═════ RECORD SET
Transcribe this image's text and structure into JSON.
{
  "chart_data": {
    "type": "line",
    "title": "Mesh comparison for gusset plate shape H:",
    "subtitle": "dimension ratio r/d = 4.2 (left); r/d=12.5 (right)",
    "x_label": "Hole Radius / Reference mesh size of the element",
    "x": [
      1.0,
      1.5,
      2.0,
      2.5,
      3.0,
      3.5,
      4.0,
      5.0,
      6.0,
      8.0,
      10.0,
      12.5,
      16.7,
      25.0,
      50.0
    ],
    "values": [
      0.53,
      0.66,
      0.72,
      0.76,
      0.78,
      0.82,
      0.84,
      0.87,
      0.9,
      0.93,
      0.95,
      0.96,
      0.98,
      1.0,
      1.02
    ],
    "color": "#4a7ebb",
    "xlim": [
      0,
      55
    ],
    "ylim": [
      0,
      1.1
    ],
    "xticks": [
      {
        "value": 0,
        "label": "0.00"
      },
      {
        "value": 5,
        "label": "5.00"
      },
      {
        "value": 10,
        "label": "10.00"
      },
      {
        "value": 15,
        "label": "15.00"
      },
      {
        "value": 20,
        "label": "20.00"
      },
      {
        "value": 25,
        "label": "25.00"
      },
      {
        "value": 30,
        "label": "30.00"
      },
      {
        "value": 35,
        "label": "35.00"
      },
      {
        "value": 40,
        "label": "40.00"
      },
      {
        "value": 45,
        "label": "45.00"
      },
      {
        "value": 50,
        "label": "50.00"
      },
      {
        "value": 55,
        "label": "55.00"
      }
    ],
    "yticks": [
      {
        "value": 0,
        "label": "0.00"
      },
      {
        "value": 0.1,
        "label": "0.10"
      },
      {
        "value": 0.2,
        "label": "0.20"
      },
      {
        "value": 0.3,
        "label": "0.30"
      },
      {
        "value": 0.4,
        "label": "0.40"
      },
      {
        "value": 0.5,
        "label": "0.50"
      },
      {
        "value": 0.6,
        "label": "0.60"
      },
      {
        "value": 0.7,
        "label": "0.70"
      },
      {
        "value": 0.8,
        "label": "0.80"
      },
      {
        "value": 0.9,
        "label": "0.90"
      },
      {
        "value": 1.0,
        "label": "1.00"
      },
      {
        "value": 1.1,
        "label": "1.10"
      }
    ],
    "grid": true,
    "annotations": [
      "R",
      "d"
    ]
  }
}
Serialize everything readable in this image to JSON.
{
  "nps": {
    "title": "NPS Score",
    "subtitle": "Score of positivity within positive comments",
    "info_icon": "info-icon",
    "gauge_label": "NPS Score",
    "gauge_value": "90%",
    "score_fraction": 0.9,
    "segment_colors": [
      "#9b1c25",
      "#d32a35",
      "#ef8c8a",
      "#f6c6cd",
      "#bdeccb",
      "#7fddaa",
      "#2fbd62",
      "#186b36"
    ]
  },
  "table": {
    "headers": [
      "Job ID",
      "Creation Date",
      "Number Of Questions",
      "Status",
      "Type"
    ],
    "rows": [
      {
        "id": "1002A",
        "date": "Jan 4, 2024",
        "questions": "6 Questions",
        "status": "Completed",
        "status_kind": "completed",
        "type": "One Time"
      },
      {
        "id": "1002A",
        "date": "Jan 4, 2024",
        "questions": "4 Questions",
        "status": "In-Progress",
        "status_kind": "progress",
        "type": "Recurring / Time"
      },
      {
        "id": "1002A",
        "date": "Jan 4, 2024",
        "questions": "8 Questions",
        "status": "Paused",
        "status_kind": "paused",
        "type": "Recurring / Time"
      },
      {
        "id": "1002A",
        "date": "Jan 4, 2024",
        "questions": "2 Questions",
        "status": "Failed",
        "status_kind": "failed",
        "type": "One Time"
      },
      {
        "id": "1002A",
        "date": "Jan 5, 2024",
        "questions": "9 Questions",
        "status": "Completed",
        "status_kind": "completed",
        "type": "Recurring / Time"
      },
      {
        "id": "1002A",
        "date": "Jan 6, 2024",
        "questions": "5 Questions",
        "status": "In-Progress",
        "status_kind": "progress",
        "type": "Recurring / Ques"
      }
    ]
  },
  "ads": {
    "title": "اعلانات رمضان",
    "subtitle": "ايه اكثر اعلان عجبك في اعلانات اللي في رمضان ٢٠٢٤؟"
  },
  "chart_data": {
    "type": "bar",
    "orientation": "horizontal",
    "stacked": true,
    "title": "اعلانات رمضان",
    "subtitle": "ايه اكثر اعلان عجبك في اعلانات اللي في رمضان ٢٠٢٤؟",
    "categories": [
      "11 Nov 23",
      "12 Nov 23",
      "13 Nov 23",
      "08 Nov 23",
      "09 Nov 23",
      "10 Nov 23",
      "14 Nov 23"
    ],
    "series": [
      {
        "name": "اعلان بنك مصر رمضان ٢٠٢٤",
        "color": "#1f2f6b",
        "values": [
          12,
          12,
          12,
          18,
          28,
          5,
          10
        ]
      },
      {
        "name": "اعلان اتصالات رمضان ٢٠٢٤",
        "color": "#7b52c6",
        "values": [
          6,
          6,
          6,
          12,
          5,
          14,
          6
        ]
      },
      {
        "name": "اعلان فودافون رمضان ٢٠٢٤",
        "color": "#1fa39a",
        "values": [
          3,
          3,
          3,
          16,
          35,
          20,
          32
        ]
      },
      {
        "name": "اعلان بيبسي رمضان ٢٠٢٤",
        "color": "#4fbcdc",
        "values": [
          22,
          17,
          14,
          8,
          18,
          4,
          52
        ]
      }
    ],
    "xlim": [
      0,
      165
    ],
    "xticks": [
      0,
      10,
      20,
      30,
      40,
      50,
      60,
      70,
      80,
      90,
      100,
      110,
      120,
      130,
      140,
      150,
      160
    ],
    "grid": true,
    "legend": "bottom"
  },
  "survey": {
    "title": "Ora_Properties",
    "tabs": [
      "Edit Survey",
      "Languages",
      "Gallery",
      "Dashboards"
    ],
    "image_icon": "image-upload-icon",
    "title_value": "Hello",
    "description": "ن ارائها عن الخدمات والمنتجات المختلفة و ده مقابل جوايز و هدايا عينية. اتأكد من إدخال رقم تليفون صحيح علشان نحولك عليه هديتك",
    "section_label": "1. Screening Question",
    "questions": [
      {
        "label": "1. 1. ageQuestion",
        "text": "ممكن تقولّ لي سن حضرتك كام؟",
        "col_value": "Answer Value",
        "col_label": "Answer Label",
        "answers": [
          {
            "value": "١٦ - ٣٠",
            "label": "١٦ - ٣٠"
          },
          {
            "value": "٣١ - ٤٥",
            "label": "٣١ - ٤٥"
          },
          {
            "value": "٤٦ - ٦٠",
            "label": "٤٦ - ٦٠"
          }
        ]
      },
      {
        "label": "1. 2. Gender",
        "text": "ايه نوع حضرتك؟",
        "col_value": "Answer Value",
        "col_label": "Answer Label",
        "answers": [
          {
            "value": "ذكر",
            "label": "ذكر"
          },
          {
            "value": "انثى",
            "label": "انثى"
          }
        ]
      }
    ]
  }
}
══════════
» **EXERCISE REQUIREMENTS**:
Review the material and copy each line in which the word "name" appears.

» **RESPONSE TO THIS EXERCISE**:
        "name": "اعلان بنك مصر رمضان ٢٠٢٤",
        "name": "اعلان اتصالات رمضان ٢٠٢٤",
        "name": "اعلان فودافون رمضان ٢٠٢٤",
        "name": "اعلان بيبسي رمضان ٢٠٢٤",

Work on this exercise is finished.